Task description ::
Using the listing below, copy every line that mentions "idcard".

Dataset extract ::
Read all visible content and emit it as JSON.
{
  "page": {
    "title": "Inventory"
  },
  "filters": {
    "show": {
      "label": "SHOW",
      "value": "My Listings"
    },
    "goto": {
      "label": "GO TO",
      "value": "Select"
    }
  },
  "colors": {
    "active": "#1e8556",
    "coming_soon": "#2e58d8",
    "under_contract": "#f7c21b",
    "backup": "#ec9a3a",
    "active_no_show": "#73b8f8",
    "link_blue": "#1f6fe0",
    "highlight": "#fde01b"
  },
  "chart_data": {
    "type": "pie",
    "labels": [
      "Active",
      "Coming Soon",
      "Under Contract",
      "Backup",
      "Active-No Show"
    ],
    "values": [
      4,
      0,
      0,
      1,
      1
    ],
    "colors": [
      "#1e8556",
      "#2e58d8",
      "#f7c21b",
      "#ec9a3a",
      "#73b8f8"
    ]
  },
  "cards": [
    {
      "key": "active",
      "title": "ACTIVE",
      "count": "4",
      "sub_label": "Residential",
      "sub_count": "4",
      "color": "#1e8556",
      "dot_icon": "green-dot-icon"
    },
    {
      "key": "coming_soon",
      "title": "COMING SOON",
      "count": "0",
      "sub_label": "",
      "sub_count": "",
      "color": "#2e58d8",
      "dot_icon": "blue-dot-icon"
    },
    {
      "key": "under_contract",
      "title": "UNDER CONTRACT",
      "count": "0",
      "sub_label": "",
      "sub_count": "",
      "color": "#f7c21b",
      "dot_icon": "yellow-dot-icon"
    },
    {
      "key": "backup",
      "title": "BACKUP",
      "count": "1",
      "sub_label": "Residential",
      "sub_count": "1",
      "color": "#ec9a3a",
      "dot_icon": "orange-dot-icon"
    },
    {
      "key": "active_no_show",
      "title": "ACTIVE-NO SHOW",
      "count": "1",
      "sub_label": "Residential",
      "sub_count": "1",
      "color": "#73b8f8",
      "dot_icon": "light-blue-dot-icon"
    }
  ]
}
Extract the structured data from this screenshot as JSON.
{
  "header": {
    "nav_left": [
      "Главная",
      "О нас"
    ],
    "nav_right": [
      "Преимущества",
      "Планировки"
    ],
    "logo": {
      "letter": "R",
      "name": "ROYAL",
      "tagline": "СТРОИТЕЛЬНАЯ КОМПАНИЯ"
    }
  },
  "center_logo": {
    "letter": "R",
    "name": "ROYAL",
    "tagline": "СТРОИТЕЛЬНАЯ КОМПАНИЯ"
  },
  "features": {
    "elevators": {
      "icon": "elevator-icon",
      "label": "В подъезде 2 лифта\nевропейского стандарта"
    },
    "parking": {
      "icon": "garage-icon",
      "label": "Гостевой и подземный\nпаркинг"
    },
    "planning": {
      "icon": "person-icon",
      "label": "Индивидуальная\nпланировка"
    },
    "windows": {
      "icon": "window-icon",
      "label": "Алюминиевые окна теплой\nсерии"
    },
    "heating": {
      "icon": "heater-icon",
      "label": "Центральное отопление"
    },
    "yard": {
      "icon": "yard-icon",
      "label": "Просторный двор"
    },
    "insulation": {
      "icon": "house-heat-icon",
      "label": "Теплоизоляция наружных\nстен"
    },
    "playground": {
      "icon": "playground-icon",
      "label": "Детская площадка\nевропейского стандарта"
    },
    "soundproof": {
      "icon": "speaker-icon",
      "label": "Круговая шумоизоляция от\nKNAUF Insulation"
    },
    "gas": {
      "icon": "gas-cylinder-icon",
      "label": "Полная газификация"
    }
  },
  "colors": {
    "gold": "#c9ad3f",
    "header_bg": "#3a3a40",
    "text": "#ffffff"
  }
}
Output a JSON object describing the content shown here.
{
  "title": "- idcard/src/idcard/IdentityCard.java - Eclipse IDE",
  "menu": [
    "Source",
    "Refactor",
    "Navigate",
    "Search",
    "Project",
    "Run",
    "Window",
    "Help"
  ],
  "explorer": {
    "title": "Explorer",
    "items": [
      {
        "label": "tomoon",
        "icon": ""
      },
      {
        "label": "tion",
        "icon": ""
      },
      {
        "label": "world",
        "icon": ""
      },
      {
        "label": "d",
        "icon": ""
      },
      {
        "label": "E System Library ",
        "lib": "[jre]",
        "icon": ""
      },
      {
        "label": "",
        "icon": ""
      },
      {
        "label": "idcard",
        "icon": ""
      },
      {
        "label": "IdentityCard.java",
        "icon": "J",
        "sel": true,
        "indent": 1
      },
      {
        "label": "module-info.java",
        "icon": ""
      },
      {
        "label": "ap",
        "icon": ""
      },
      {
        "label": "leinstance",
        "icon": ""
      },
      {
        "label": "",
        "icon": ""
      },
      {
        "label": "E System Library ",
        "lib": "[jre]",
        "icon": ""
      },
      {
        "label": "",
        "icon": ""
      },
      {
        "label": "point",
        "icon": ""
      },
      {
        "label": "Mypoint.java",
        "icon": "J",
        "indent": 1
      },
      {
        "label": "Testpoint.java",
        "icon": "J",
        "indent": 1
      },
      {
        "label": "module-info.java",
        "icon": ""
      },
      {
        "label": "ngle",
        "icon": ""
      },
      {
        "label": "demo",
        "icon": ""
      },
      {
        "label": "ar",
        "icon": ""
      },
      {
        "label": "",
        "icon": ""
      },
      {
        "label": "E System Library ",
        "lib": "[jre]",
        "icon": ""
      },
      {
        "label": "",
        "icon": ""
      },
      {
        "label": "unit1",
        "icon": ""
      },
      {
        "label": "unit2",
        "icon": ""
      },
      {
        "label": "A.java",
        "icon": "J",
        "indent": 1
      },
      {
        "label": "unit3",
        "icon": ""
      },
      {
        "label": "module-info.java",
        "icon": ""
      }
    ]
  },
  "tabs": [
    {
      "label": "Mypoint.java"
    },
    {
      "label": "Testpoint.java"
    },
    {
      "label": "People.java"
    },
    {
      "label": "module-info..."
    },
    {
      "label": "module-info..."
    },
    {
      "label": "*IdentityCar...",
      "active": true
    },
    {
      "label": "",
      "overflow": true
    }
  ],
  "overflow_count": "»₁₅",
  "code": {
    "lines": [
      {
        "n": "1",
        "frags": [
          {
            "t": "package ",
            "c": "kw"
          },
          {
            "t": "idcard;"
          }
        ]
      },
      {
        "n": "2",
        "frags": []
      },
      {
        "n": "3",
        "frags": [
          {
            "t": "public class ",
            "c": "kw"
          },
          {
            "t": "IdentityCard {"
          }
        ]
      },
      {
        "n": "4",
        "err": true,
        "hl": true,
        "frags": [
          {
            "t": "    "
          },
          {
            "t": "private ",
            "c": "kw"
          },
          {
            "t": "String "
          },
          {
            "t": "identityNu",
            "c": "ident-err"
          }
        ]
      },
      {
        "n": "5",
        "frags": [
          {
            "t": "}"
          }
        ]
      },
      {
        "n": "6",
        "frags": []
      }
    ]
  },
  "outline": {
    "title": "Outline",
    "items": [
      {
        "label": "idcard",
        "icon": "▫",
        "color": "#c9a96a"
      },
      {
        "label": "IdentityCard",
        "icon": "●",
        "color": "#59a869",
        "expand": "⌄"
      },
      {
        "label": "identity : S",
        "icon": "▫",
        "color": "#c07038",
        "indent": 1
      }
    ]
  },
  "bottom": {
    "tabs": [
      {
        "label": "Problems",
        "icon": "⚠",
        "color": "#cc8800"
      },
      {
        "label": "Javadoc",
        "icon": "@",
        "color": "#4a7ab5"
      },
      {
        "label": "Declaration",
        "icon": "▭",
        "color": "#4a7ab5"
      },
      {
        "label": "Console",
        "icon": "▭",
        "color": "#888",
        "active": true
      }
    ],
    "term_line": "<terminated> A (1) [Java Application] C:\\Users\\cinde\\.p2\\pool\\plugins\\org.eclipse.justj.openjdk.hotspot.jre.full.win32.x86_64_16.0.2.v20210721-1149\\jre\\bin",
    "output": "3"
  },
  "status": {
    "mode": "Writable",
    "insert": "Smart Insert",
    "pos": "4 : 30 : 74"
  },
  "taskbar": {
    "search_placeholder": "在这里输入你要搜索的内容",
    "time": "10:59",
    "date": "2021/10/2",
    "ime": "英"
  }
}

Task output ::
  "title": "- idcard/src/idcard/IdentityCard.java - Eclipse IDE",
        "label": "idcard",
            "t": "idcard;"
        "label": "idcard",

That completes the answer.